[DIRECTIONS FOR THIS TASK] Report every line below that holds the word "title".

◇ ◇ ◇ ◇

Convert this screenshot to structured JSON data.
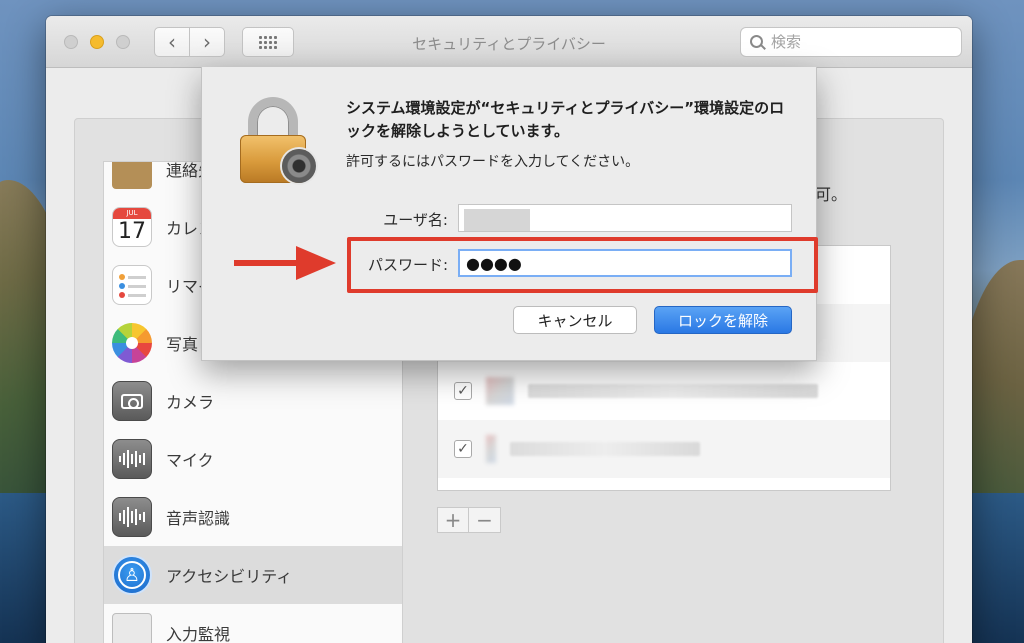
{
  "window": {
    "title": "セキュリティとプライバシー",
    "search_placeholder": "検索",
    "nav_back": "‹",
    "nav_forward": "›"
  },
  "sidebar": {
    "items": [
      {
        "label": "連絡先",
        "icon": "contacts-icon"
      },
      {
        "label": "カレンダー",
        "icon": "calendar-icon",
        "icon_month": "JUL",
        "icon_day": "17"
      },
      {
        "label": "リマインダー",
        "icon": "reminders-icon"
      },
      {
        "label": "写真",
        "icon": "photos-icon"
      },
      {
        "label": "カメラ",
        "icon": "camera-icon"
      },
      {
        "label": "マイク",
        "icon": "microphone-icon"
      },
      {
        "label": "音声認識",
        "icon": "speech-recognition-icon"
      },
      {
        "label": "アクセシビリティ",
        "icon": "accessibility-icon",
        "selected": true
      },
      {
        "label": "入力監視",
        "icon": "keyboard-icon"
      }
    ]
  },
  "main": {
    "clipped_text": "可。",
    "check_mark": "✓",
    "plus_label": "+",
    "minus_label": "−"
  },
  "auth_dialog": {
    "title": "システム環境設定が“セキュリティとプライバシー”環境設定のロックを解除しようとしています。",
    "message": "許可するにはパスワードを入力してください。",
    "username_label": "ユーザ名:",
    "password_label": "パスワード:",
    "password_value": "●●●●",
    "cancel_label": "キャンセル",
    "unlock_label": "ロックを解除"
  },
  "colors": {
    "highlight": "#df3b2c",
    "primary_button": "#2a78e4"
  }
}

◇ ◇ ◇ ◇

[WRITTEN REPLY]
    "title": "セキュリティとプライバシー",
    "title": "システム環境設定が“セキュリティとプライバシー”環境設定のロックを解除しようとしています。",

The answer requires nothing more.